____ Information shown
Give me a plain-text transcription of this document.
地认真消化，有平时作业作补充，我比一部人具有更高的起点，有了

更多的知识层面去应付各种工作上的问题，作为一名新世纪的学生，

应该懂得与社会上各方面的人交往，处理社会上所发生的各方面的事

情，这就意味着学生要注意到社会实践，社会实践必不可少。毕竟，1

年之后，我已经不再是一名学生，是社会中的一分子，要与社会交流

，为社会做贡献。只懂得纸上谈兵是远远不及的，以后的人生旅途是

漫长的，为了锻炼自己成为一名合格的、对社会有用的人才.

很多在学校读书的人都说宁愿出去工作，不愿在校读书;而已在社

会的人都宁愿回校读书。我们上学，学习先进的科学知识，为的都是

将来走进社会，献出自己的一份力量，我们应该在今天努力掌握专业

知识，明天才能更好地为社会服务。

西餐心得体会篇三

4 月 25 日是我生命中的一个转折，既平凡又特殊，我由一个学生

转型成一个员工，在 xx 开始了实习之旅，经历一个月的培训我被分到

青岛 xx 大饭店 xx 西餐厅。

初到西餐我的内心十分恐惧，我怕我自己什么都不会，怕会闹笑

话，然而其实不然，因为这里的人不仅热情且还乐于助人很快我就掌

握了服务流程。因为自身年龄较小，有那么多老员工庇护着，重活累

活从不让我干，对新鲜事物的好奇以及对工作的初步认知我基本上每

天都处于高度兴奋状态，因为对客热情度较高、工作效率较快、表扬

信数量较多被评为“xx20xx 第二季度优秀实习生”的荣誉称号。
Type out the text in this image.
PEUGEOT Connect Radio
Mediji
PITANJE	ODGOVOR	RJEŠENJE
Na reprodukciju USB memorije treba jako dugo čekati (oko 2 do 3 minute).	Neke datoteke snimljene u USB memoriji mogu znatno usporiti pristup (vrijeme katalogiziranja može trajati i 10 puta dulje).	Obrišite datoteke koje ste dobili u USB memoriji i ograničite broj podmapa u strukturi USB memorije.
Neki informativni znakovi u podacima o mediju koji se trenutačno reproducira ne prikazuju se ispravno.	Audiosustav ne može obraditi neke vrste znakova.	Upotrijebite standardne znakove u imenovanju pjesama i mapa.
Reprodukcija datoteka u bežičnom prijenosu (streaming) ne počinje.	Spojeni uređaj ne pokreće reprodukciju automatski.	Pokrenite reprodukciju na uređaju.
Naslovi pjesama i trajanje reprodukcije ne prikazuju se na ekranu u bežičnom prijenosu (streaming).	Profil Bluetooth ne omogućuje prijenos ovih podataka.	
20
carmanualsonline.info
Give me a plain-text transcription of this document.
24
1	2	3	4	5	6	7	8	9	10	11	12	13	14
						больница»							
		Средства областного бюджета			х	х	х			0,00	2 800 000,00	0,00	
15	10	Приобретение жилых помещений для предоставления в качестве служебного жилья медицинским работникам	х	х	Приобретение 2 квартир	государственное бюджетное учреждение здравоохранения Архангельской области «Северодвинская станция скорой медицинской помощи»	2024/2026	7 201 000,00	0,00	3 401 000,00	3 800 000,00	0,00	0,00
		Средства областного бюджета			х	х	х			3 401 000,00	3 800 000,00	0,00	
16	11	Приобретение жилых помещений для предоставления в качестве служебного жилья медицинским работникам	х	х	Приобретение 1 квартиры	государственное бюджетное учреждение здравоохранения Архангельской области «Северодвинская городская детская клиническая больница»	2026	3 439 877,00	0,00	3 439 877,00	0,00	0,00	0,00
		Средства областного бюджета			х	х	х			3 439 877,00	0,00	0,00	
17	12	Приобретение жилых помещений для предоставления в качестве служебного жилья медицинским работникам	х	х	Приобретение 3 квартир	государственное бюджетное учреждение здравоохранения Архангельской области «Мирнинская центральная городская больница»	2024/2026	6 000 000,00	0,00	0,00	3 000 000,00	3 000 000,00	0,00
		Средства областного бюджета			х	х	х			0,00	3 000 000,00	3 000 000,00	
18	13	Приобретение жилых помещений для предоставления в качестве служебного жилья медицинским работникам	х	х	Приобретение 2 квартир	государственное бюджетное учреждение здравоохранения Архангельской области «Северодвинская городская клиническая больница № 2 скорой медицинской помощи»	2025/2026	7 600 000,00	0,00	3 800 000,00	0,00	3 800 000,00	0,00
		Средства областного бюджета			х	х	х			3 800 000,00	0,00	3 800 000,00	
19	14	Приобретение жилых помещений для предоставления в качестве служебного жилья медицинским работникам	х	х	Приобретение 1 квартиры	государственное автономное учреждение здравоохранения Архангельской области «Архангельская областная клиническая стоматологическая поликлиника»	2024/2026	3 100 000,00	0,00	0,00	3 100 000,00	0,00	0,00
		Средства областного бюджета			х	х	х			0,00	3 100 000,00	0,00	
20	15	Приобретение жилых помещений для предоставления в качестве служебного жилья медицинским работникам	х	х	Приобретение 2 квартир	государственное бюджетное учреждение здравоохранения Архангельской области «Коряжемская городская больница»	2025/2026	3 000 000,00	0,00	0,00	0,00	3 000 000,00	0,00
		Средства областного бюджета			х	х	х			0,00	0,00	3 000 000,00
________
■ Task directions
Extract every record. Keep wording exact.

■ Solution
Give me a plain-text transcription of this document.
地认真消化，有平时作业作补充，我比一部人具有更高的起点，有了

更多的知识层面去应付各种工作上的问题，作为一名新世纪的学生，

应该懂得与社会上各方面的人交往，处理社会上所发生的各方面的事

情，这就意味着学生要注意到社会实践，社会实践必不可少。毕竟，1

年之后，我已经不再是一名学生，是社会中的一分子，要与社会交流

，为社会做贡献。只懂得纸上谈兵是远远不及的，以后的人生旅途是

漫长的，为了锻炼自己成为一名合格的、对社会有用的人才.

很多在学校读书的人都说宁愿出去工作，不愿在校读书;而已在社

会的人都宁愿回校读书。我们上学，学习先进的科学知识，为的都是

将来走进社会，献出自己的一份力量，我们应该在今天努力掌握专业

知识，明天才能更好地为社会服务。

西餐心得体会篇三

4 月 25 日是我生命中的一个转折，既平凡又特殊，我由一个学生

转型成一个员工，在 xx 开始了实习之旅，经历一个月的培训我被分到

青岛 xx 大饭店 xx 西餐厅。

初到西餐我的内心十分恐惧，我怕我自己什么都不会，怕会闹笑

话，然而其实不然，因为这里的人不仅热情且还乐于助人很快我就掌

握了服务流程。因为自身年龄较小，有那么多老员工庇护着，重活累

活从不让我干，对新鲜事物的好奇以及对工作的初步认知我基本上每

天都处于高度兴奋状态，因为对客热情度较高、工作效率较快、表扬

信数量较多被评为“xx20xx 第二季度优秀实习生”的荣誉称号。
Type out the text in this image.
PEUGEOT Connect Radio
Mediji
PITANJE	ODGOVOR	RJEŠENJE
Na reprodukciju USB memorije treba jako dugo čekati (oko 2 do 3 minute).	Neke datoteke snimljene u USB memoriji mogu znatno usporiti pristup (vrijeme katalogiziranja može trajati i 10 puta dulje).	Obrišite datoteke koje ste dobili u USB memoriji i ograničite broj podmapa u strukturi USB memorije.
Neki informativni znakovi u podacima o mediju koji se trenutačno reproducira ne prikazuju se ispravno.	Audiosustav ne može obraditi neke vrste znakova.	Upotrijebite standardne znakove u imenovanju pjesama i mapa.
Reprodukcija datoteka u bežičnom prijenosu (streaming) ne počinje.	Spojeni uređaj ne pokreće reprodukciju automatski.	Pokrenite reprodukciju na uređaju.
Naslovi pjesama i trajanje reprodukcije ne prikazuju se na ekranu u bežičnom prijenosu (streaming).	Profil Bluetooth ne omogućuje prijenos ovih podataka.	
20
carmanualsonline.info
Give me a plain-text transcription of this document.
24
1	2	3	4	5	6	7	8	9	10	11	12	13	14
						больница»							
		Средства областного бюджета			х	х	х			0,00	2 800 000,00	0,00	
15	10	Приобретение жилых помещений для предоставления в качестве служебного жилья медицинским работникам	х	х	Приобретение 2 квартир	государственное бюджетное учреждение здравоохранения Архангельской области «Северодвинская станция скорой медицинской помощи»	2024/2026	7 201 000,00	0,00	3 401 000,00	3 800 000,00	0,00	0,00
		Средства областного бюджета			х	х	х			3 401 000,00	3 800 000,00	0,00	
16	11	Приобретение жилых помещений для предоставления в качестве служебного жилья медицинским работникам	х	х	Приобретение 1 квартиры	государственное бюджетное учреждение здравоохранения Архангельской области «Северодвинская городская детская клиническая больница»	2026	3 439 877,00	0,00	3 439 877,00	0,00	0,00	0,00
		Средства областного бюджета			х	х	х			3 439 877,00	0,00	0,00	
17	12	Приобретение жилых помещений для предоставления в качестве служебного жилья медицинским работникам	х	х	Приобретение 3 квартир	государственное бюджетное учреждение здравоохранения Архангельской области «Мирнинская центральная городская больница»	2024/2026	6 000 000,00	0,00	0,00	3 000 000,00	3 000 000,00	0,00
		Средства областного бюджета			х	х	х			0,00	3 000 000,00	3 000 000,00	
18	13	Приобретение жилых помещений для предоставления в качестве служебного жилья медицинским работникам	х	х	Приобретение 2 квартир	государственное бюджетное учреждение здравоохранения Архангельской области «Северодвинская городская клиническая больница № 2 скорой медицинской помощи»	2025/2026	7 600 000,00	0,00	3 800 000,00	0,00	3 800 000,00	0,00
		Средства областного бюджета			х	х	х			3 800 000,00	0,00	3 800 000,00	
19	14	Приобретение жилых помещений для предоставления в качестве служебного жилья медицинским работникам	х	х	Приобретение 1 квартиры	государственное автономное учреждение здравоохранения Архангельской области «Архангельская областная клиническая стоматологическая поликлиника»	2024/2026	3 100 000,00	0,00	0,00	3 100 000,00	0,00	0,00
		Средства областного бюджета			х	х	х			0,00	3 100 000,00	0,00	
20	15	Приобретение жилых помещений для предоставления в качестве служебного жилья медицинским работникам	х	х	Приобретение 2 квартир	государственное бюджетное учреждение здравоохранения Архангельской области «Коряжемская городская больница»	2025/2026	3 000 000,00	0,00	0,00	0,00	3 000 000,00	0,00
		Средства областного бюджета			х	х	х			0,00	0,00	3 000 000,00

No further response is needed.